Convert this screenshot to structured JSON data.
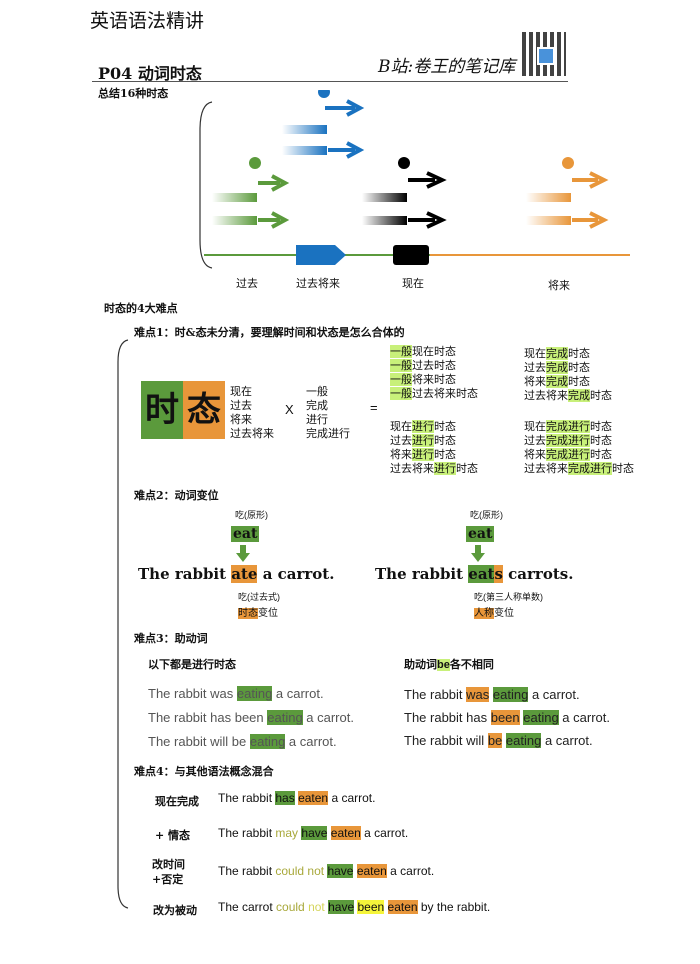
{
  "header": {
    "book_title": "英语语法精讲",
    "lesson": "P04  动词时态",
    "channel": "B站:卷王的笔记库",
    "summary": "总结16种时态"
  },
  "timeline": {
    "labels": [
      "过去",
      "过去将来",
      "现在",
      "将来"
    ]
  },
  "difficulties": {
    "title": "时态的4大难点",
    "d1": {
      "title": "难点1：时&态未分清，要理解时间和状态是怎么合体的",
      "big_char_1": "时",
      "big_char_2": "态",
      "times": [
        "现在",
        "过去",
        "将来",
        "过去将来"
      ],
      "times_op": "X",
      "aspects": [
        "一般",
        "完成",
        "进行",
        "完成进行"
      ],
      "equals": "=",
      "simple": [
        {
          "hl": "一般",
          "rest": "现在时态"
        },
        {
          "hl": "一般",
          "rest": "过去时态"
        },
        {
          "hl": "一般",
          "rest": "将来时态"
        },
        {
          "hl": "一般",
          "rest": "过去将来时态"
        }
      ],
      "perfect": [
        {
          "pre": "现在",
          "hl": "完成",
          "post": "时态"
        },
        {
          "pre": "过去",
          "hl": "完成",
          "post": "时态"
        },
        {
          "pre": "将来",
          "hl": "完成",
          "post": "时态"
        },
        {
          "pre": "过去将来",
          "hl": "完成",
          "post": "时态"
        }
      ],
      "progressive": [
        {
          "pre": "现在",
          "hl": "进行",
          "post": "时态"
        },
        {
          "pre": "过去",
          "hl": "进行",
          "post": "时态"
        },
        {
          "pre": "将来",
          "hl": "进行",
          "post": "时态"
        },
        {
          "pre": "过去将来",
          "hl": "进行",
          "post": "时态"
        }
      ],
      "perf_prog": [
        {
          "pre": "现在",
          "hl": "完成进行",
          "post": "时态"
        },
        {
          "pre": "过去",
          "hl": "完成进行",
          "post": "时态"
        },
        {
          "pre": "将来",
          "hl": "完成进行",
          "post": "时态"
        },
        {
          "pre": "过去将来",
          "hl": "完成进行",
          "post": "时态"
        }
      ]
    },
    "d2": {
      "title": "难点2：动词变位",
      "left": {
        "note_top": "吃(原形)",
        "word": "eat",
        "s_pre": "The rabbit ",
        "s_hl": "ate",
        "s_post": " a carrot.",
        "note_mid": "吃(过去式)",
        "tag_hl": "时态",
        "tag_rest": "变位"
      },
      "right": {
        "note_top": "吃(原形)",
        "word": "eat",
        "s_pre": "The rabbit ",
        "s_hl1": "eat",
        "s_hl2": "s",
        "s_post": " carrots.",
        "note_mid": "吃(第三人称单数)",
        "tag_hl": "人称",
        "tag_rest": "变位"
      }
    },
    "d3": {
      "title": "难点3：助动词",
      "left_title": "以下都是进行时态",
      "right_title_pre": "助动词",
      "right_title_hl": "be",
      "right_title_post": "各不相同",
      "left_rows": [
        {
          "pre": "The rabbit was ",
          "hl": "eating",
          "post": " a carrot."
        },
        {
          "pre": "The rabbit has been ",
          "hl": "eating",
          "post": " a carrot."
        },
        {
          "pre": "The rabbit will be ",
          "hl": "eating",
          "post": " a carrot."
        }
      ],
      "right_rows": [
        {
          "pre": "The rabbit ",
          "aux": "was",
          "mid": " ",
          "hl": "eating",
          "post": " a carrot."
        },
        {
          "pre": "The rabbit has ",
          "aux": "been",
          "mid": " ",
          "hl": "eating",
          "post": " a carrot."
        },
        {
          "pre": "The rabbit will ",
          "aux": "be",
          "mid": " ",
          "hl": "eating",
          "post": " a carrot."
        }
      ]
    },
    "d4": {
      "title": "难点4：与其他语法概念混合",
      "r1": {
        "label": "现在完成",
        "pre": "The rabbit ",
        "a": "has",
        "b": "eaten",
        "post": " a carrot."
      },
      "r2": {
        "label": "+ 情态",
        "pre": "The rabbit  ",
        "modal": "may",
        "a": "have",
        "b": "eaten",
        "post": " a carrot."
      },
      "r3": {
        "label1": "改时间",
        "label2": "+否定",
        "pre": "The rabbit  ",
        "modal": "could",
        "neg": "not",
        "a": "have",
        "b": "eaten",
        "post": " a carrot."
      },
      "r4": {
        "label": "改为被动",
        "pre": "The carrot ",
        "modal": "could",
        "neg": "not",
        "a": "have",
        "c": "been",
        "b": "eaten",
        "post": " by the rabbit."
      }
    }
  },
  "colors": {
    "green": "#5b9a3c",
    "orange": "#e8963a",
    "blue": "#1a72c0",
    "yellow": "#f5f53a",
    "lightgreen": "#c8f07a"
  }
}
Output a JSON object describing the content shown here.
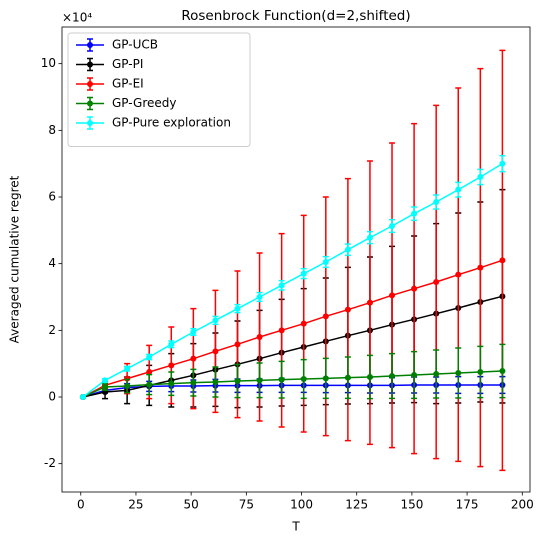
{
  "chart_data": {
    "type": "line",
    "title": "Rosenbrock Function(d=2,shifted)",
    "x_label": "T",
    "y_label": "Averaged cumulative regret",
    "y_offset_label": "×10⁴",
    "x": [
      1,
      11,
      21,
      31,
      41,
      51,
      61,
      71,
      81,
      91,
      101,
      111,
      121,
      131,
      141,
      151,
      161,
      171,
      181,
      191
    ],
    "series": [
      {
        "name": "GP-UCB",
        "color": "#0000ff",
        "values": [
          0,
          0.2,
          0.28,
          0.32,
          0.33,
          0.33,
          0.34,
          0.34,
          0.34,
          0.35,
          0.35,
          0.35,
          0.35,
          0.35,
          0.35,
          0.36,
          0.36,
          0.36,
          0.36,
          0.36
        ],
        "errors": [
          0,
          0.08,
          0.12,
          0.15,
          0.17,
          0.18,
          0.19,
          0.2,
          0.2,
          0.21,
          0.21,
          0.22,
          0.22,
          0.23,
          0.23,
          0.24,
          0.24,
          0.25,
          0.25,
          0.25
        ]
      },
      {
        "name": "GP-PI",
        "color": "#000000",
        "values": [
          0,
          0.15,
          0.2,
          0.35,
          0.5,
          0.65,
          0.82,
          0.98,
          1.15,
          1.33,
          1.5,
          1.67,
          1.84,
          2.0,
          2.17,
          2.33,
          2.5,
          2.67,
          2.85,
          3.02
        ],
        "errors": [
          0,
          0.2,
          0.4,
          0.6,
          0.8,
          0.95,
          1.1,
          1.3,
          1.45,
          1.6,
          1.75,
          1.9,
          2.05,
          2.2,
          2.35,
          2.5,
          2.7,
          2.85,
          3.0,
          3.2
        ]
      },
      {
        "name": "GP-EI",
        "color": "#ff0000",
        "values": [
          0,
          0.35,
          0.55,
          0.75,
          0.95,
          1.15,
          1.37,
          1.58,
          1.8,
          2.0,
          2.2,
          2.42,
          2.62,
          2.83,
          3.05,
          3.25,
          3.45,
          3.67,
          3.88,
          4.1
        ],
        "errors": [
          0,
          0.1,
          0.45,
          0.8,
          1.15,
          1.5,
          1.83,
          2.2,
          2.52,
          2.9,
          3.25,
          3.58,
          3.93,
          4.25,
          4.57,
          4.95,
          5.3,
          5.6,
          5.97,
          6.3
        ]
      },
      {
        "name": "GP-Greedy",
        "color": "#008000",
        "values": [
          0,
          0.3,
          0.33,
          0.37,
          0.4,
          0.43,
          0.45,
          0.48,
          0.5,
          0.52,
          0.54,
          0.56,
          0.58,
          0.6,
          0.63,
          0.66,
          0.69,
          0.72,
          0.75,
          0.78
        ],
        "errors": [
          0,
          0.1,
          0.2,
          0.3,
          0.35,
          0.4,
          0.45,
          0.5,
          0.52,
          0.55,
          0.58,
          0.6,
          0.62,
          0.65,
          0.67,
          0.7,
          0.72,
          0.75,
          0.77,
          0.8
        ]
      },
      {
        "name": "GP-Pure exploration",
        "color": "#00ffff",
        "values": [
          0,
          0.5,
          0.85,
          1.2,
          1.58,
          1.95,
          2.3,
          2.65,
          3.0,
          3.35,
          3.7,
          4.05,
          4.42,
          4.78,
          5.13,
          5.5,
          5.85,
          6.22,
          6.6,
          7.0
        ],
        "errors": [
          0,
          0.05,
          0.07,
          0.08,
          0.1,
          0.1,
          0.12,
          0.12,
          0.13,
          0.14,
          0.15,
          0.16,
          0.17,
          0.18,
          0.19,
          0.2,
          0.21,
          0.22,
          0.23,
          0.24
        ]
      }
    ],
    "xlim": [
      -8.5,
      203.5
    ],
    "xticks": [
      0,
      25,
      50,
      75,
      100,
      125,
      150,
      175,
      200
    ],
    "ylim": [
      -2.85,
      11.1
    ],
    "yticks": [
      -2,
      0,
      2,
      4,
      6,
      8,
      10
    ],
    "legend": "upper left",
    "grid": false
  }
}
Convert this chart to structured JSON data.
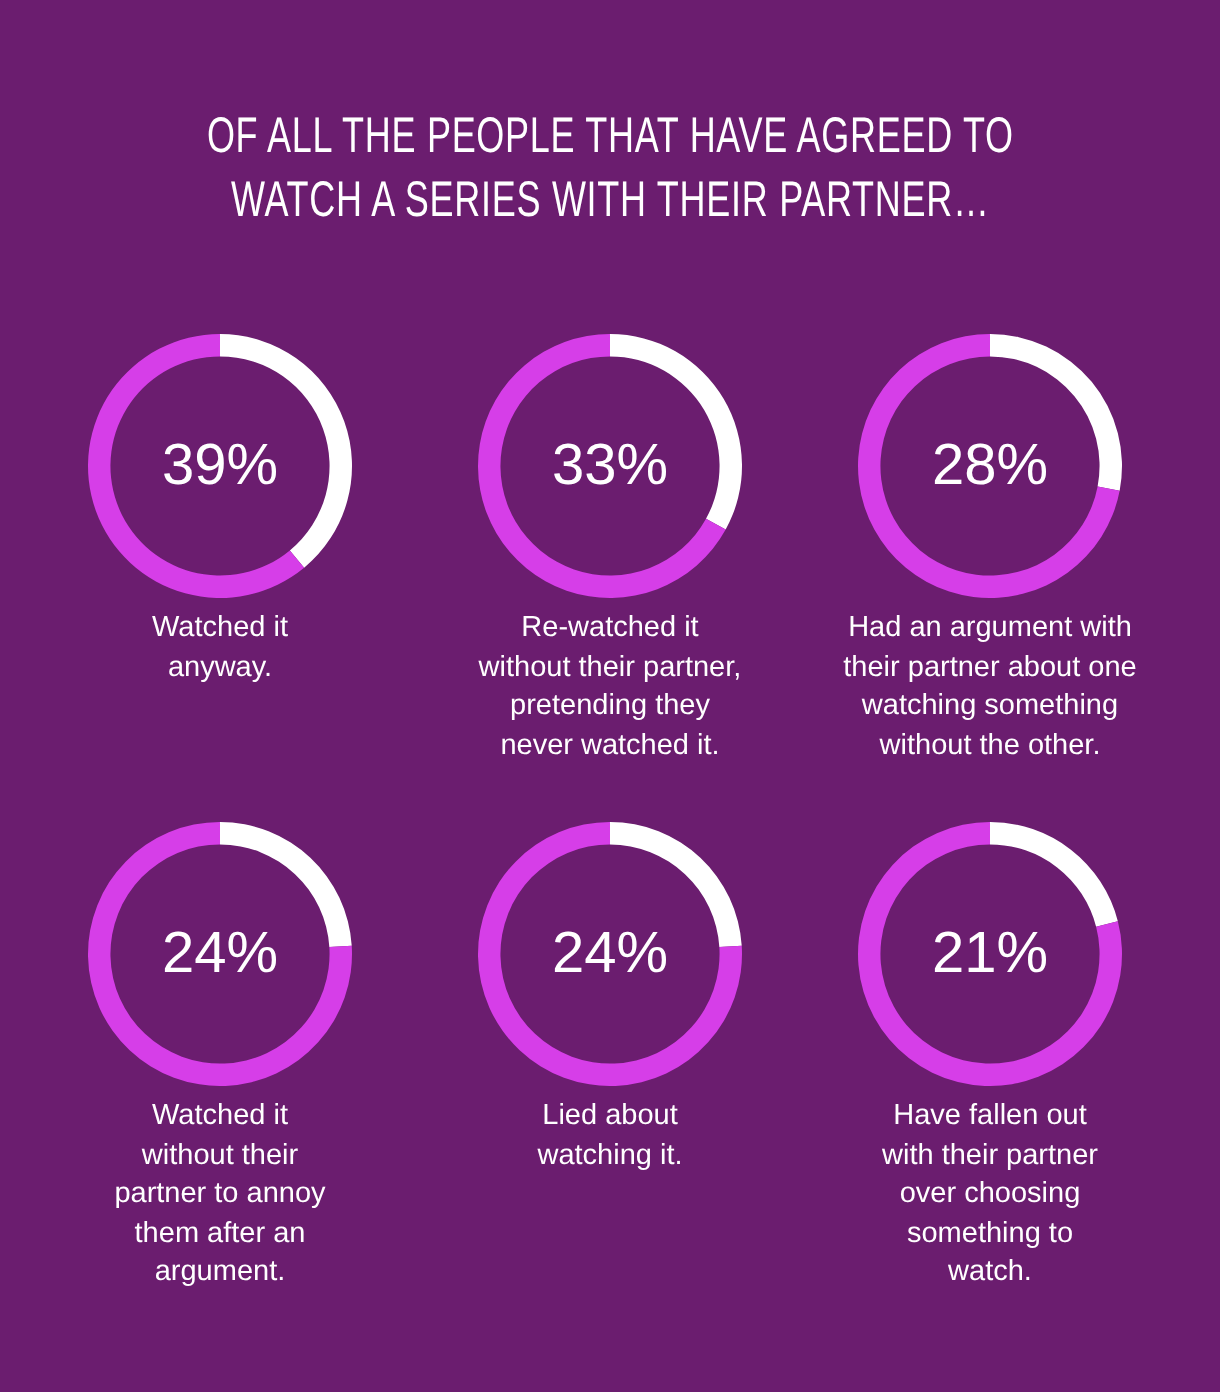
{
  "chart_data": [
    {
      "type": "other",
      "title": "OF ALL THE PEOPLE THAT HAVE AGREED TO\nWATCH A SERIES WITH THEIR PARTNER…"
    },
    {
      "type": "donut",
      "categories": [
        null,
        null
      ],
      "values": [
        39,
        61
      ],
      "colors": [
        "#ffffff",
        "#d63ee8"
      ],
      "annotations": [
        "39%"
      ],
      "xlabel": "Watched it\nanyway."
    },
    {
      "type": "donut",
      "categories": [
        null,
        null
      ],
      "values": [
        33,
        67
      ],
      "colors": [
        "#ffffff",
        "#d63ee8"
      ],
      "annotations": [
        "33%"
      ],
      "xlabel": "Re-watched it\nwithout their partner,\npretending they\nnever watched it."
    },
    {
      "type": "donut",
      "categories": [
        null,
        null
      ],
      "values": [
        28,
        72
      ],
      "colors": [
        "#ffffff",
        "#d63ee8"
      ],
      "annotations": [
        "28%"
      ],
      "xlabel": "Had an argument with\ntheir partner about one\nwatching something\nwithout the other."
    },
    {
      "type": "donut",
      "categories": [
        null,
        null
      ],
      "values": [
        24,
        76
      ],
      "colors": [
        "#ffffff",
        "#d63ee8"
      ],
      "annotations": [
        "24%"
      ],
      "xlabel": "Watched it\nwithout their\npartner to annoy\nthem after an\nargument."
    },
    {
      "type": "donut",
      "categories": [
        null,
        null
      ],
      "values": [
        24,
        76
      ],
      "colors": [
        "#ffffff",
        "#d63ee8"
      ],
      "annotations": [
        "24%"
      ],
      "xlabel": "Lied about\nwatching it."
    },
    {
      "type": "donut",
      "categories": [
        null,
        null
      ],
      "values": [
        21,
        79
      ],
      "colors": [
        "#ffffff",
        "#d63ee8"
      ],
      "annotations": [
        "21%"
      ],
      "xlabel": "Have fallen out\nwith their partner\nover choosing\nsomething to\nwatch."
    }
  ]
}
◆ ◆ ◆ ◆ ◆ ◆ ◆
Short task:
Read the entries and show each line that mentions "rabbit".

Correct result:
        "s_pre": "The rabbit ",
        "s_pre": "The rabbit ",
          "pre": "The rabbit was ",
          "pre": "The rabbit has been ",
          "pre": "The rabbit will be ",
          "pre": "The rabbit ",
          "pre": "The rabbit has ",
          "pre": "The rabbit will ",
        "pre": "The rabbit ",
        "pre": "The rabbit  ",
        "pre": "The rabbit  ",
        "post": " by the rabbit."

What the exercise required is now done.